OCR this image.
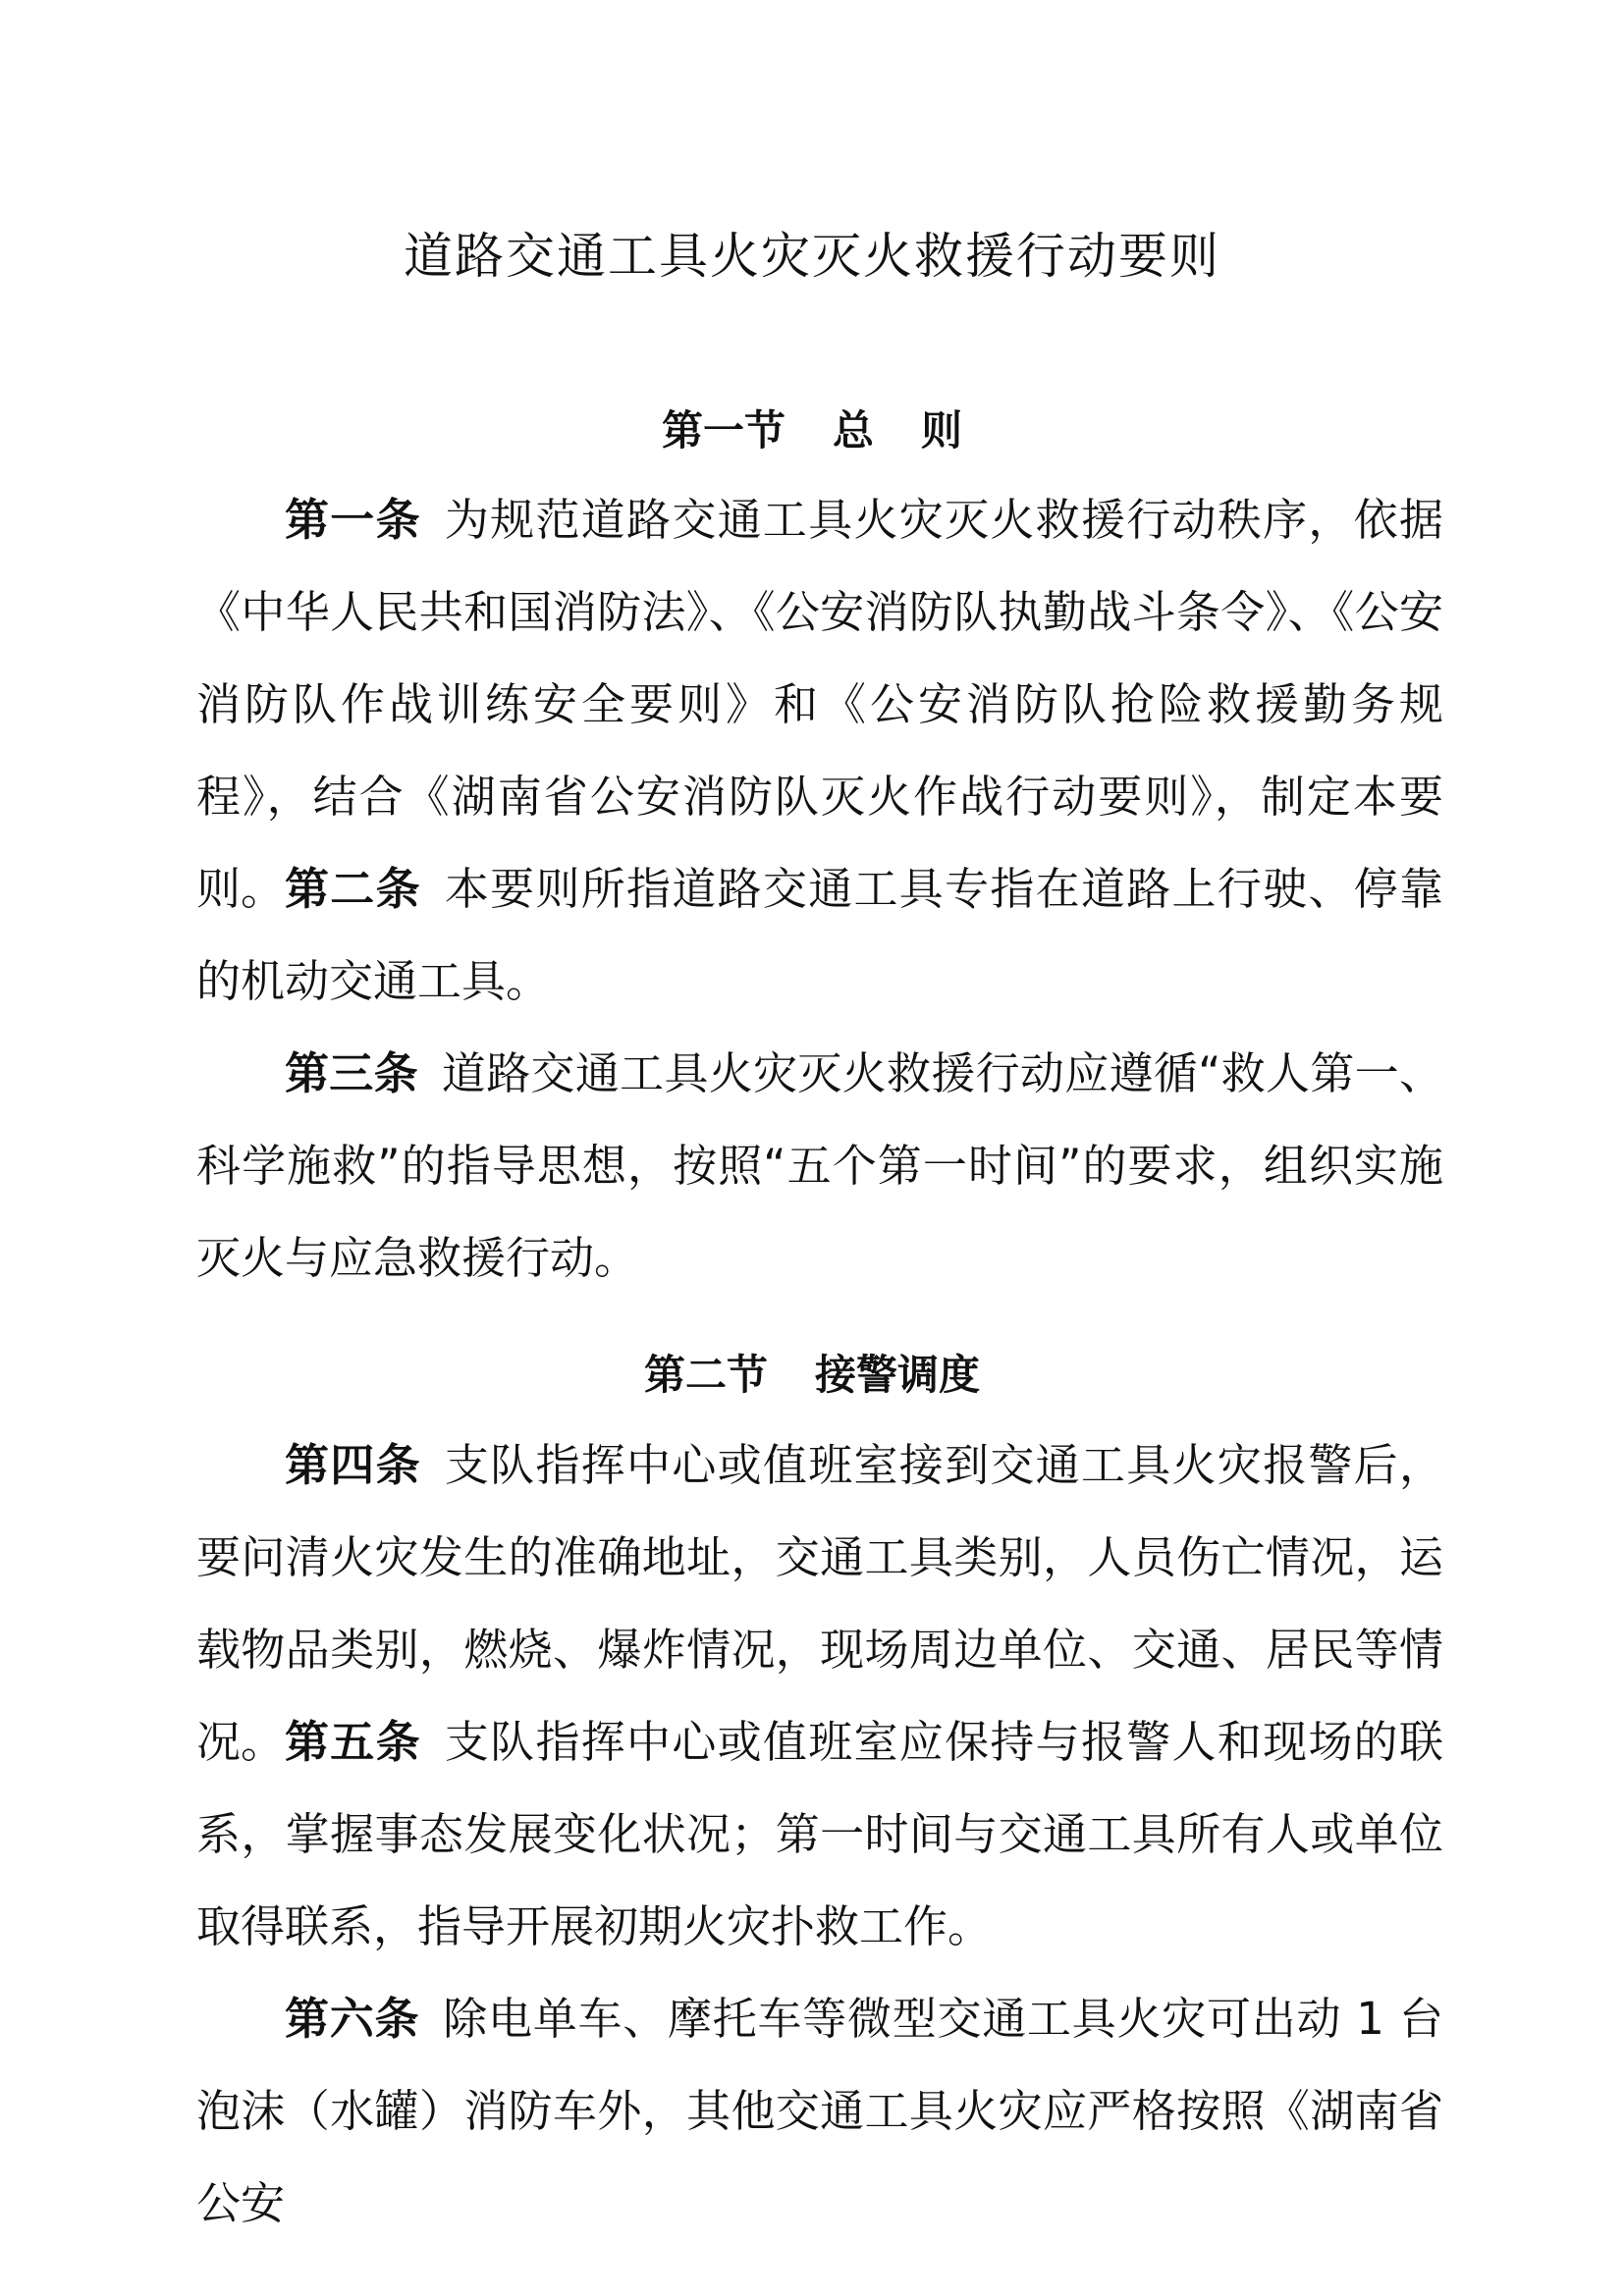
道路交通工具火灾灭火救援行动要则
第一节 总 则

第一条 为规范道路交通工具火灾灭火救援行动秩序，依据《中华人民共和国消防法》、《公安消防队执勤战斗条令》、《公安消防队作战训练安全要则》和《公安消防队抢险救援勤务规程》，结合《湖南省公安消防队灭火作战行动要则》，制定本要则。 第二条 本要则所指道路交通工具专指在道路上行驶、停靠的机动交通工具。

第三条 道路交通工具火灾灭火救援行动应遵循“救人第一、科学施救”的指导思想，按照“五个第一时间”的要求，组织实施灭火与应急救援行动。

第二节 接警调度

第四条 支队指挥中心或值班室接到交通工具火灾报警后，要问清火灾发生的准确地址，交通工具类别，人员伤亡情况，运载物品类别，燃烧、爆炸情况，现场周边单位、交通、居民等情况。 第五条 支队指挥中心或值班室应保持与报警人和现场的联系，掌握事态发展变化状况；第一时间与交通工具所有人或单位取得联系，指导开展初期火灾扑救工作。

第六条 除电单车、摩托车等微型交通工具火灾可出动 1 台泡沫（水罐）消防车外，其他交通工具火灾应严格按照《湖南省公安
·····
> Task
Write out the material above again, word for word, minus its pictures.

> Reply
OCR this image.
道路交通工具火灾灭火救援行动要则
第一节 总 则

第一条 为规范道路交通工具火灾灭火救援行动秩序，依据《中华人民共和国消防法》、《公安消防队执勤战斗条令》、《公安消防队作战训练安全要则》和《公安消防队抢险救援勤务规程》，结合《湖南省公安消防队灭火作战行动要则》，制定本要则。 第二条 本要则所指道路交通工具专指在道路上行驶、停靠的机动交通工具。

第三条 道路交通工具火灾灭火救援行动应遵循“救人第一、科学施救”的指导思想，按照“五个第一时间”的要求，组织实施灭火与应急救援行动。

第二节 接警调度

第四条 支队指挥中心或值班室接到交通工具火灾报警后，要问清火灾发生的准确地址，交通工具类别，人员伤亡情况，运载物品类别，燃烧、爆炸情况，现场周边单位、交通、居民等情况。 第五条 支队指挥中心或值班室应保持与报警人和现场的联系，掌握事态发展变化状况；第一时间与交通工具所有人或单位取得联系，指导开展初期火灾扑救工作。

第六条 除电单车、摩托车等微型交通工具火灾可出动 1 台泡沫（水罐）消防车外，其他交通工具火灾应严格按照《湖南省公安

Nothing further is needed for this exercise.